Element location data:
══════════

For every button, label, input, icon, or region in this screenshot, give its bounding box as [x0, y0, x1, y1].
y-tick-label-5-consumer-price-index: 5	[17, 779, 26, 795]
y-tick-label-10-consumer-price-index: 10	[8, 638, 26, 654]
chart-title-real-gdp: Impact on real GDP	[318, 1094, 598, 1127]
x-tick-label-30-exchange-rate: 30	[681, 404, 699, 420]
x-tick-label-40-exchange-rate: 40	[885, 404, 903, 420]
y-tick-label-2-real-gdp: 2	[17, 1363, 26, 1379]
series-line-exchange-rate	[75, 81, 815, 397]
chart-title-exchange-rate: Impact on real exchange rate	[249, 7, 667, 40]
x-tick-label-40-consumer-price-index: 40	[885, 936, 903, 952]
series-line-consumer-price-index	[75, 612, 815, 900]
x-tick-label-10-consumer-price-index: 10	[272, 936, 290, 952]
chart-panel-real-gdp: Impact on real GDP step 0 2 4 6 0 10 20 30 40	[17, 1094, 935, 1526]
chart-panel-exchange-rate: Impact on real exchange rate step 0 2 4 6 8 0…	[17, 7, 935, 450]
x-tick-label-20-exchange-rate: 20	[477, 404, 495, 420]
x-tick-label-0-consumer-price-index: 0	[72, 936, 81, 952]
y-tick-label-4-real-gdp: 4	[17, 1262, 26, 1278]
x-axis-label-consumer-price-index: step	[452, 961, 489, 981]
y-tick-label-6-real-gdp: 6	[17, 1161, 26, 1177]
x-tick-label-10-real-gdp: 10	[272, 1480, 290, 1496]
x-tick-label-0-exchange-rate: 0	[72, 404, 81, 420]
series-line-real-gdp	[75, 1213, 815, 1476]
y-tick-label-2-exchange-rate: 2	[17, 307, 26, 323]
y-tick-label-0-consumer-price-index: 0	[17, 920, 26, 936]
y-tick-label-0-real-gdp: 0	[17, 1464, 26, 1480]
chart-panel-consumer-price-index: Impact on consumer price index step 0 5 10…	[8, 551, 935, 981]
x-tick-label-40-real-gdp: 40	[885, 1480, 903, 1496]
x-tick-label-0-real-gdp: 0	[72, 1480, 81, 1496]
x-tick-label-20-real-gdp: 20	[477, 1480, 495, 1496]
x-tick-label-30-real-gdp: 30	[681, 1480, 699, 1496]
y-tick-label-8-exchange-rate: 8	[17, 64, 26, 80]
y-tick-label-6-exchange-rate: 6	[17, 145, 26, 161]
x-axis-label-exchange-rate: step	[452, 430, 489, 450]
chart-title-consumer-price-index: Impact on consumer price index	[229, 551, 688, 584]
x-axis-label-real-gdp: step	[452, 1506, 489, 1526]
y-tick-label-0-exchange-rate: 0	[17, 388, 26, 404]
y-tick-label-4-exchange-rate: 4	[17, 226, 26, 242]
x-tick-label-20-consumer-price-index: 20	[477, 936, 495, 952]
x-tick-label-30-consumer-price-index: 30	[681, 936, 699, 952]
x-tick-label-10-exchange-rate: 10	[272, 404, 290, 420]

══════════

EXERCISE DIRECTIONS -
Reproduce every line of the material above, character for character.

RESPONSE FOR THIS EXERCISE -
For every button, label, input, icon, or region in this screenshot, give its bounding box as [x0, y0, x1, y1].
y-tick-label-5-consumer-price-index: 5	[17, 779, 26, 795]
y-tick-label-10-consumer-price-index: 10	[8, 638, 26, 654]
chart-title-real-gdp: Impact on real GDP	[318, 1094, 598, 1127]
x-tick-label-30-exchange-rate: 30	[681, 404, 699, 420]
x-tick-label-40-exchange-rate: 40	[885, 404, 903, 420]
y-tick-label-2-real-gdp: 2	[17, 1363, 26, 1379]
series-line-exchange-rate	[75, 81, 815, 397]
chart-title-exchange-rate: Impact on real exchange rate	[249, 7, 667, 40]
x-tick-label-40-consumer-price-index: 40	[885, 936, 903, 952]
series-line-consumer-price-index	[75, 612, 815, 900]
x-tick-label-10-consumer-price-index: 10	[272, 936, 290, 952]
chart-panel-real-gdp: Impact on real GDP step 0 2 4 6 0 10 20 30 40	[17, 1094, 935, 1526]
chart-panel-exchange-rate: Impact on real exchange rate step 0 2 4 6 8 0…	[17, 7, 935, 450]
x-tick-label-20-exchange-rate: 20	[477, 404, 495, 420]
x-tick-label-0-consumer-price-index: 0	[72, 936, 81, 952]
y-tick-label-4-real-gdp: 4	[17, 1262, 26, 1278]
x-axis-label-consumer-price-index: step	[452, 961, 489, 981]
y-tick-label-6-real-gdp: 6	[17, 1161, 26, 1177]
x-tick-label-10-real-gdp: 10	[272, 1480, 290, 1496]
x-tick-label-0-exchange-rate: 0	[72, 404, 81, 420]
series-line-real-gdp	[75, 1213, 815, 1476]
y-tick-label-2-exchange-rate: 2	[17, 307, 26, 323]
y-tick-label-0-consumer-price-index: 0	[17, 920, 26, 936]
y-tick-label-0-real-gdp: 0	[17, 1464, 26, 1480]
chart-panel-consumer-price-index: Impact on consumer price index step 0 5 10…	[8, 551, 935, 981]
x-tick-label-40-real-gdp: 40	[885, 1480, 903, 1496]
x-tick-label-0-real-gdp: 0	[72, 1480, 81, 1496]
x-tick-label-20-real-gdp: 20	[477, 1480, 495, 1496]
x-tick-label-30-real-gdp: 30	[681, 1480, 699, 1496]
y-tick-label-8-exchange-rate: 8	[17, 64, 26, 80]
y-tick-label-6-exchange-rate: 6	[17, 145, 26, 161]
x-axis-label-exchange-rate: step	[452, 430, 489, 450]
chart-title-consumer-price-index: Impact on consumer price index	[229, 551, 688, 584]
x-axis-label-real-gdp: step	[452, 1506, 489, 1526]
y-tick-label-0-exchange-rate: 0	[17, 388, 26, 404]
y-tick-label-4-exchange-rate: 4	[17, 226, 26, 242]
x-tick-label-20-consumer-price-index: 20	[477, 936, 495, 952]
x-tick-label-30-consumer-price-index: 30	[681, 936, 699, 952]
x-tick-label-10-exchange-rate: 10	[272, 404, 290, 420]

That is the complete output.